Select the lines that contain "this" and copy each of them.
□ □ □ □ □ □ □
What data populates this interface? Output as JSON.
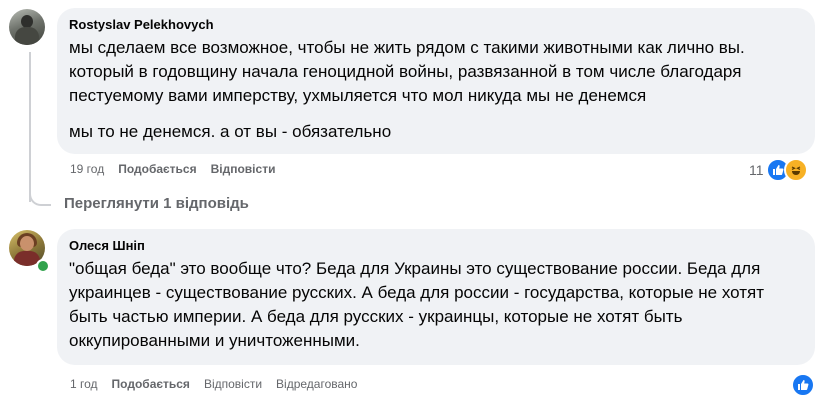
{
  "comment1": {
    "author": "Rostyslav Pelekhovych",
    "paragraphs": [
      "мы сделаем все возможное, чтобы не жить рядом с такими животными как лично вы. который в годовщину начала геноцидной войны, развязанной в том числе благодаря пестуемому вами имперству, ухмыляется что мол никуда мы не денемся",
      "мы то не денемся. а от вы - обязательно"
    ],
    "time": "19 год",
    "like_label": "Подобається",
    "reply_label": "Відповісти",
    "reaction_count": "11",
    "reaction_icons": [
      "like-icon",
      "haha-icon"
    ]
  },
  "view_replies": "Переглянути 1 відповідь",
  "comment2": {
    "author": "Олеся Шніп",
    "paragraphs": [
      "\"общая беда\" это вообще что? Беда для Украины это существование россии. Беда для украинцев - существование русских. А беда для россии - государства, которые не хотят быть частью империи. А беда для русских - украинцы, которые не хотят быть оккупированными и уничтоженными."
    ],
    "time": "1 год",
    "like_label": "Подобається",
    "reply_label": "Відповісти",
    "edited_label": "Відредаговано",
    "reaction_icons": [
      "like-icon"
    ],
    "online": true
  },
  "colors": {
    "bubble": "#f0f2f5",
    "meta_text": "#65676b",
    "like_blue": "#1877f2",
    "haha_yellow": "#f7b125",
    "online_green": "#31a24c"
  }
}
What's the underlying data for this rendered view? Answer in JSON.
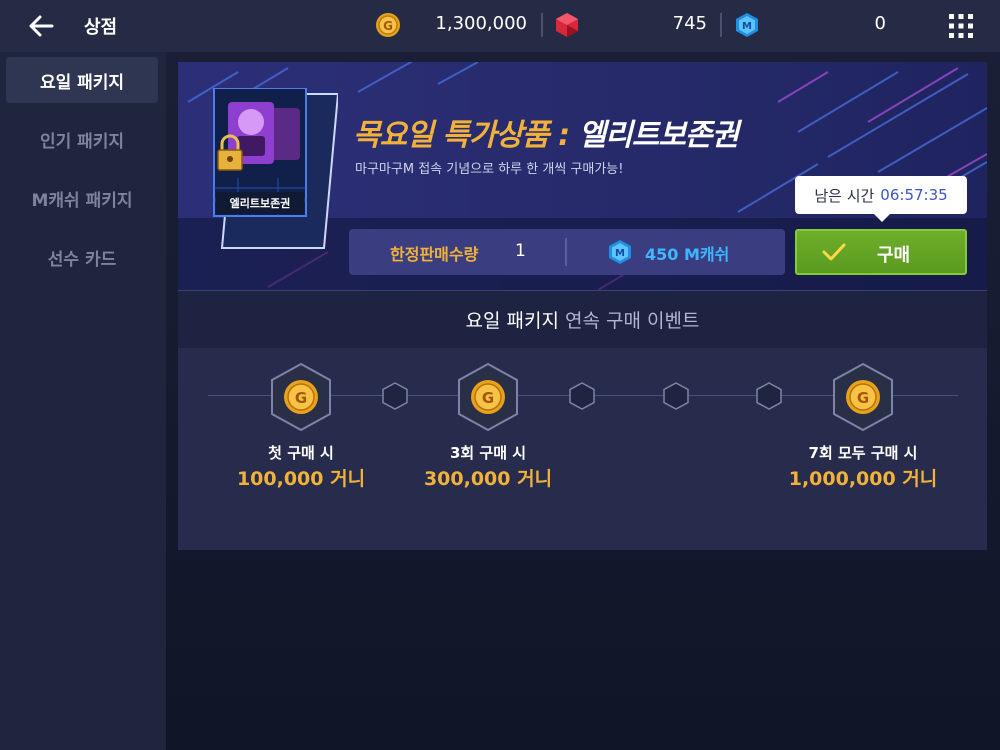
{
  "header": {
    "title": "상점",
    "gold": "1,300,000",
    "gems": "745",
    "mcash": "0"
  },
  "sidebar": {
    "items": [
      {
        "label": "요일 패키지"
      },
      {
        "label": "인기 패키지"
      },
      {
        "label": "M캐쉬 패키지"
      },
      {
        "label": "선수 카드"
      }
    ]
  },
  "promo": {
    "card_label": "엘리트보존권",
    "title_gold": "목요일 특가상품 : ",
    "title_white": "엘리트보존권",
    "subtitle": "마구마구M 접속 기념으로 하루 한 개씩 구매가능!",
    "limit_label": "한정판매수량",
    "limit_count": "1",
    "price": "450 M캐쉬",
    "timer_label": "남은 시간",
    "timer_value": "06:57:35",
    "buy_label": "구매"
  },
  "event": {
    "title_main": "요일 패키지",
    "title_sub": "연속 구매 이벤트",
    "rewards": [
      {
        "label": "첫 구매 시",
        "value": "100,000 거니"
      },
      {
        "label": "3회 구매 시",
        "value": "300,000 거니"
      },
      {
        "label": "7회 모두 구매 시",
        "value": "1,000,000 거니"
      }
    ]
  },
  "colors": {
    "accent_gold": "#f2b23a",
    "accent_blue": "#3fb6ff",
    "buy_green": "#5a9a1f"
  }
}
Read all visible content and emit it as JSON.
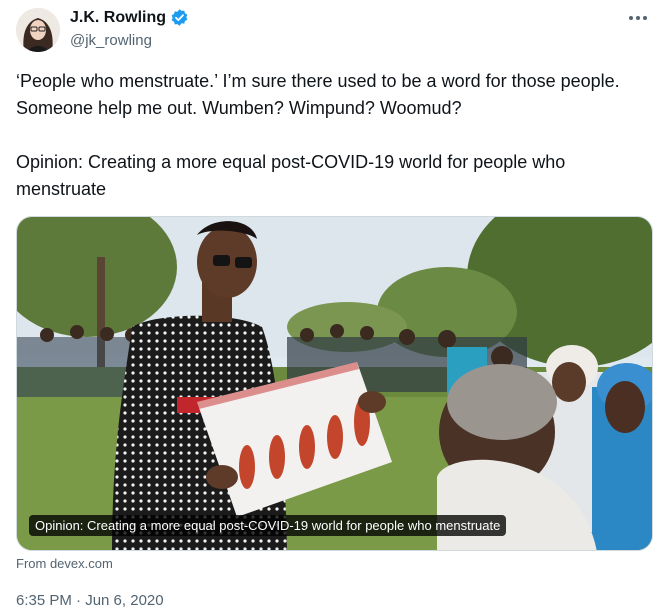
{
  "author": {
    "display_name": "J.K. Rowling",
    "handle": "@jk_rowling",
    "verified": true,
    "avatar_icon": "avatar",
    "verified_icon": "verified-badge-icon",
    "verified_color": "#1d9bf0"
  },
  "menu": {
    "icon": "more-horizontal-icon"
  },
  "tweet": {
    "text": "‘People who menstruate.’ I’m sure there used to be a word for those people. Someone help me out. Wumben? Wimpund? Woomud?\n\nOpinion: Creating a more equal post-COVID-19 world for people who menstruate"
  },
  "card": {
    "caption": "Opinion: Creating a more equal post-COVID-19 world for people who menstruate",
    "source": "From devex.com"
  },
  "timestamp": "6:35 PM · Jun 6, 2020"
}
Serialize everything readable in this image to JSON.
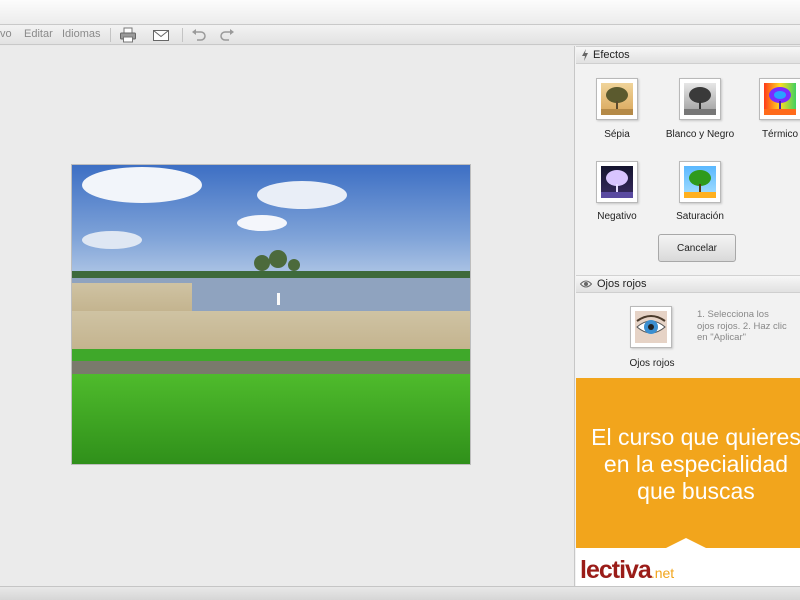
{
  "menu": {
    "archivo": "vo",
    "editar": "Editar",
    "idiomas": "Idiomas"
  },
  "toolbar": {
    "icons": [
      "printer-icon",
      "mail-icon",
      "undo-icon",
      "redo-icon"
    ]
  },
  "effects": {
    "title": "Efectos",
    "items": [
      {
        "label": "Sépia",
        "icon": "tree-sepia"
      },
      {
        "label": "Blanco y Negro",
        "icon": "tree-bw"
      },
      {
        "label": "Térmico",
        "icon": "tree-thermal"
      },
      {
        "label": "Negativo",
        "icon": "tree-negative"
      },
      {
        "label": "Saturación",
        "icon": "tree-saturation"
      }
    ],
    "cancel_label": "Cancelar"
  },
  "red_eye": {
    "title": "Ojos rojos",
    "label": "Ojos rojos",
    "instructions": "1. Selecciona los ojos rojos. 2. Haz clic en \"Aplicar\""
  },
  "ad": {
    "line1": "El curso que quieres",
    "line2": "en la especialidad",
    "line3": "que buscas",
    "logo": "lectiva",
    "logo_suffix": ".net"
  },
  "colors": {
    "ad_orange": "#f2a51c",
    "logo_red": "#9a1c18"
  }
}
□ □ □ □ □ □ □
◆ FULL OUTPUT
What data populates this interface? Output as JSON.
What's the underlying data for this rendered view? Answer in JSON.
Serialize everything readable in this image to JSON.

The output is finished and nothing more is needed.